### Given data:
-- Start --

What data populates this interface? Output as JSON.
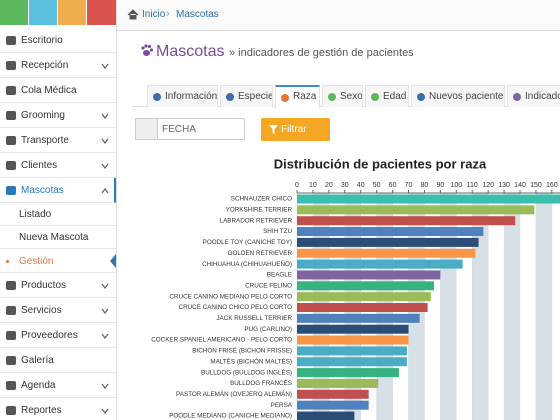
{
  "sidebar": {
    "menu": [
      "Escritorio",
      "Recepción",
      "Cola Médica",
      "Grooming",
      "Transporte",
      "Clientes",
      "Mascotas",
      "Productos",
      "Servicios",
      "Proveedores",
      "Galería",
      "Agenda",
      "Reportes"
    ],
    "submenu": [
      "Listado",
      "Nueva Mascota",
      "Gestión"
    ]
  },
  "breadcrumb": [
    "Inicio",
    "Mascotas"
  ],
  "header": {
    "title": "Mascotas",
    "subtitle": "» indicadores de gestión de pacientes"
  },
  "tabs": [
    "Información",
    "Especie",
    "Raza",
    "Sexo",
    "Edad",
    "Nuevos pacientes",
    "Indicador"
  ],
  "filter": {
    "placeholder": "FECHA",
    "button": "Filtrar"
  },
  "chart_data": {
    "type": "bar",
    "orientation": "horizontal",
    "title": "Distribución de pacientes por raza",
    "categories": [
      "SCHNAUZER CHICO",
      "YORKSHIRE TERRIER",
      "LABRADOR RETRIEVER",
      "SHIH TZU",
      "POODLE TOY (CANICHE TOY)",
      "GOLDEN RETRIEVER",
      "CHIHUAHUA (CHIHUAHUEÑO)",
      "BEAGLE",
      "CRUCE FELINO",
      "CRUCE CANINO MEDIANO PELO CORTO",
      "CRUCE CANINO CHICO PELO CORTO",
      "JACK RUSSELL TERRIER",
      "PUG (CARLINO)",
      "COCKER SPANIEL AMERICANO - PELO CORTO",
      "BICHÓN FRISÉ (BICHON FRISSE)",
      "MALTÉS (BICHÓN MALTÉS)",
      "BULLDOG (BULLDOG INGLÉS)",
      "BULLDOG FRANCÉS",
      "PASTOR ALEMÁN (OVEJERO ALEMÁN)",
      "PERSA",
      "POODLE MEDIANO (CANICHE MEDIANO)"
    ],
    "values": [
      168,
      149,
      137,
      117,
      114,
      112,
      104,
      90,
      86,
      84,
      82,
      77,
      70,
      70,
      69,
      69,
      64,
      51,
      45,
      45,
      36
    ],
    "colors": [
      "#3bbfad",
      "#9bbb59",
      "#c0504d",
      "#4f81bd",
      "#2c4d75",
      "#f79646",
      "#4bacc6",
      "#8064a2",
      "#36b37e",
      "#9bbb59",
      "#c0504d",
      "#4f81bd",
      "#2c4d75",
      "#f79646",
      "#4bacc6",
      "#4bacc6",
      "#36b37e",
      "#9bbb59",
      "#c0504d",
      "#4f81bd",
      "#2c4d75"
    ],
    "xlim": [
      0,
      170
    ],
    "xticks": [
      0,
      10,
      20,
      30,
      40,
      50,
      60,
      70,
      80,
      90,
      100,
      110,
      120,
      130,
      140,
      150,
      160
    ],
    "grid": true
  }
}
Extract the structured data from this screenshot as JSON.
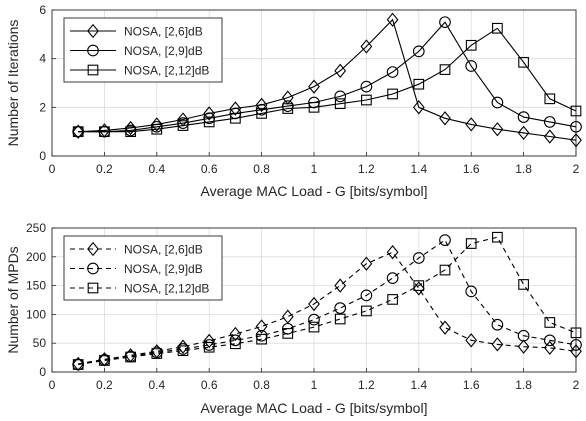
{
  "chart_data": [
    {
      "type": "line",
      "title": "",
      "xlabel": "Average MAC Load - G [bits/symbol]",
      "ylabel": "Number of Iterations",
      "xlim": [
        0,
        2
      ],
      "ylim": [
        0,
        6
      ],
      "xticks": [
        "0",
        "0.2",
        "0.4",
        "0.6",
        "0.8",
        "1",
        "1.2",
        "1.4",
        "1.6",
        "1.8",
        "2"
      ],
      "yticks": [
        "0",
        "2",
        "4",
        "6"
      ],
      "grid": true,
      "line_style": "solid",
      "legend_position": "top-left",
      "x": [
        0.1,
        0.2,
        0.3,
        0.4,
        0.5,
        0.6,
        0.7,
        0.8,
        0.9,
        1.0,
        1.1,
        1.2,
        1.3,
        1.4,
        1.5,
        1.6,
        1.7,
        1.8,
        1.9,
        2.0
      ],
      "series": [
        {
          "name": "NOSA, [2,6]dB",
          "marker": "diamond",
          "values": [
            1.0,
            1.05,
            1.15,
            1.3,
            1.5,
            1.75,
            1.95,
            2.1,
            2.4,
            2.85,
            3.5,
            4.5,
            5.6,
            2.0,
            1.55,
            1.3,
            1.1,
            0.95,
            0.8,
            0.65
          ]
        },
        {
          "name": "NOSA, [2,9]dB",
          "marker": "circle",
          "values": [
            1.0,
            1.0,
            1.05,
            1.2,
            1.35,
            1.55,
            1.75,
            1.9,
            2.05,
            2.2,
            2.45,
            2.85,
            3.45,
            4.3,
            5.5,
            3.7,
            2.2,
            1.6,
            1.4,
            1.2
          ]
        },
        {
          "name": "NOSA, [2,12]dB",
          "marker": "square",
          "values": [
            1.0,
            1.0,
            1.0,
            1.1,
            1.25,
            1.4,
            1.55,
            1.75,
            1.95,
            2.0,
            2.15,
            2.3,
            2.55,
            2.95,
            3.55,
            4.55,
            5.25,
            3.85,
            2.35,
            1.85
          ]
        }
      ]
    },
    {
      "type": "line",
      "title": "",
      "xlabel": "Average MAC Load - G [bits/symbol]",
      "ylabel": "Number of MPDs",
      "xlim": [
        0,
        2
      ],
      "ylim": [
        0,
        250
      ],
      "xticks": [
        "0",
        "0.2",
        "0.4",
        "0.6",
        "0.8",
        "1",
        "1.2",
        "1.4",
        "1.6",
        "1.8",
        "2"
      ],
      "yticks": [
        "0",
        "50",
        "100",
        "150",
        "200",
        "250"
      ],
      "grid": true,
      "line_style": "dashed",
      "legend_position": "top-left",
      "x": [
        0.1,
        0.2,
        0.3,
        0.4,
        0.5,
        0.6,
        0.7,
        0.8,
        0.9,
        1.0,
        1.1,
        1.2,
        1.3,
        1.4,
        1.5,
        1.6,
        1.7,
        1.8,
        1.9,
        2.0
      ],
      "series": [
        {
          "name": "NOSA, [2,6]dB",
          "marker": "diamond",
          "values": [
            14,
            22,
            29,
            36,
            44,
            54,
            66,
            79,
            96,
            118,
            150,
            188,
            208,
            145,
            77,
            55,
            48,
            44,
            42,
            36
          ]
        },
        {
          "name": "NOSA, [2,9]dB",
          "marker": "circle",
          "values": [
            13,
            21,
            27,
            34,
            40,
            47,
            55,
            63,
            75,
            91,
            111,
            133,
            163,
            198,
            229,
            140,
            82,
            63,
            55,
            47
          ]
        },
        {
          "name": "NOSA, [2,12]dB",
          "marker": "square",
          "values": [
            13,
            20,
            26,
            32,
            37,
            43,
            49,
            57,
            67,
            78,
            92,
            106,
            126,
            150,
            177,
            223,
            234,
            152,
            86,
            68
          ]
        }
      ]
    }
  ]
}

-- End --

### Exercise objective:
Copy the material shown above in full and exactly. Skip the pictures.

### Response to the exercise:
What data populates this interface? Output as JSON.
{
  "sidebar": {
    "menu": [
      "Escritorio",
      "Recepción",
      "Cola Médica",
      "Grooming",
      "Transporte",
      "Clientes",
      "Mascotas",
      "Productos",
      "Servicios",
      "Proveedores",
      "Galería",
      "Agenda",
      "Reportes"
    ],
    "submenu": [
      "Listado",
      "Nueva Mascota",
      "Gestión"
    ]
  },
  "breadcrumb": [
    "Inicio",
    "Mascotas"
  ],
  "header": {
    "title": "Mascotas",
    "subtitle": "» indicadores de gestión de pacientes"
  },
  "tabs": [
    "Información",
    "Especie",
    "Raza",
    "Sexo",
    "Edad",
    "Nuevos pacientes",
    "Indicador"
  ],
  "filter": {
    "placeholder": "FECHA",
    "button": "Filtrar"
  },
  "chart_data": {
    "type": "bar",
    "orientation": "horizontal",
    "title": "Distribución de pacientes por raza",
    "categories": [
      "SCHNAUZER CHICO",
      "YORKSHIRE TERRIER",
      "LABRADOR RETRIEVER",
      "SHIH TZU",
      "POODLE TOY (CANICHE TOY)",
      "GOLDEN RETRIEVER",
      "CHIHUAHUA (CHIHUAHUEÑO)",
      "BEAGLE",
      "CRUCE FELINO",
      "CRUCE CANINO MEDIANO PELO CORTO",
      "CRUCE CANINO CHICO PELO CORTO",
      "JACK RUSSELL TERRIER",
      "PUG (CARLINO)",
      "COCKER SPANIEL AMERICANO - PELO CORTO",
      "BICHÓN FRISÉ (BICHON FRISSE)",
      "MALTÉS (BICHÓN MALTÉS)",
      "BULLDOG (BULLDOG INGLÉS)",
      "BULLDOG FRANCÉS",
      "PASTOR ALEMÁN (OVEJERO ALEMÁN)",
      "PERSA",
      "POODLE MEDIANO (CANICHE MEDIANO)"
    ],
    "values": [
      168,
      149,
      137,
      117,
      114,
      112,
      104,
      90,
      86,
      84,
      82,
      77,
      70,
      70,
      69,
      69,
      64,
      51,
      45,
      45,
      36
    ],
    "colors": [
      "#3bbfad",
      "#9bbb59",
      "#c0504d",
      "#4f81bd",
      "#2c4d75",
      "#f79646",
      "#4bacc6",
      "#8064a2",
      "#36b37e",
      "#9bbb59",
      "#c0504d",
      "#4f81bd",
      "#2c4d75",
      "#f79646",
      "#4bacc6",
      "#4bacc6",
      "#36b37e",
      "#9bbb59",
      "#c0504d",
      "#4f81bd",
      "#2c4d75"
    ],
    "xlim": [
      0,
      170
    ],
    "xticks": [
      0,
      10,
      20,
      30,
      40,
      50,
      60,
      70,
      80,
      90,
      100,
      110,
      120,
      130,
      140,
      150,
      160
    ],
    "grid": true
  }
}
Extract the structured data from this screenshot as JSON.
{
  "chart_data": [
    {
      "type": "line",
      "title": "",
      "xlabel": "Average MAC Load - G [bits/symbol]",
      "ylabel": "Number of Iterations",
      "xlim": [
        0,
        2
      ],
      "ylim": [
        0,
        6
      ],
      "xticks": [
        "0",
        "0.2",
        "0.4",
        "0.6",
        "0.8",
        "1",
        "1.2",
        "1.4",
        "1.6",
        "1.8",
        "2"
      ],
      "yticks": [
        "0",
        "2",
        "4",
        "6"
      ],
      "grid": true,
      "line_style": "solid",
      "legend_position": "top-left",
      "x": [
        0.1,
        0.2,
        0.3,
        0.4,
        0.5,
        0.6,
        0.7,
        0.8,
        0.9,
        1.0,
        1.1,
        1.2,
        1.3,
        1.4,
        1.5,
        1.6,
        1.7,
        1.8,
        1.9,
        2.0
      ],
      "series": [
        {
          "name": "NOSA, [2,6]dB",
          "marker": "diamond",
          "values": [
            1.0,
            1.05,
            1.15,
            1.3,
            1.5,
            1.75,
            1.95,
            2.1,
            2.4,
            2.85,
            3.5,
            4.5,
            5.6,
            2.0,
            1.55,
            1.3,
            1.1,
            0.95,
            0.8,
            0.65
          ]
        },
        {
          "name": "NOSA, [2,9]dB",
          "marker": "circle",
          "values": [
            1.0,
            1.0,
            1.05,
            1.2,
            1.35,
            1.55,
            1.75,
            1.9,
            2.05,
            2.2,
            2.45,
            2.85,
            3.45,
            4.3,
            5.5,
            3.7,
            2.2,
            1.6,
            1.4,
            1.2
          ]
        },
        {
          "name": "NOSA, [2,12]dB",
          "marker": "square",
          "values": [
            1.0,
            1.0,
            1.0,
            1.1,
            1.25,
            1.4,
            1.55,
            1.75,
            1.95,
            2.0,
            2.15,
            2.3,
            2.55,
            2.95,
            3.55,
            4.55,
            5.25,
            3.85,
            2.35,
            1.85
          ]
        }
      ]
    },
    {
      "type": "line",
      "title": "",
      "xlabel": "Average MAC Load - G [bits/symbol]",
      "ylabel": "Number of MPDs",
      "xlim": [
        0,
        2
      ],
      "ylim": [
        0,
        250
      ],
      "xticks": [
        "0",
        "0.2",
        "0.4",
        "0.6",
        "0.8",
        "1",
        "1.2",
        "1.4",
        "1.6",
        "1.8",
        "2"
      ],
      "yticks": [
        "0",
        "50",
        "100",
        "150",
        "200",
        "250"
      ],
      "grid": true,
      "line_style": "dashed",
      "legend_position": "top-left",
      "x": [
        0.1,
        0.2,
        0.3,
        0.4,
        0.5,
        0.6,
        0.7,
        0.8,
        0.9,
        1.0,
        1.1,
        1.2,
        1.3,
        1.4,
        1.5,
        1.6,
        1.7,
        1.8,
        1.9,
        2.0
      ],
      "series": [
        {
          "name": "NOSA, [2,6]dB",
          "marker": "diamond",
          "values": [
            14,
            22,
            29,
            36,
            44,
            54,
            66,
            79,
            96,
            118,
            150,
            188,
            208,
            145,
            77,
            55,
            48,
            44,
            42,
            36
          ]
        },
        {
          "name": "NOSA, [2,9]dB",
          "marker": "circle",
          "values": [
            13,
            21,
            27,
            34,
            40,
            47,
            55,
            63,
            75,
            91,
            111,
            133,
            163,
            198,
            229,
            140,
            82,
            63,
            55,
            47
          ]
        },
        {
          "name": "NOSA, [2,12]dB",
          "marker": "square",
          "values": [
            13,
            20,
            26,
            32,
            37,
            43,
            49,
            57,
            67,
            78,
            92,
            106,
            126,
            150,
            177,
            223,
            234,
            152,
            86,
            68
          ]
        }
      ]
    }
  ]
}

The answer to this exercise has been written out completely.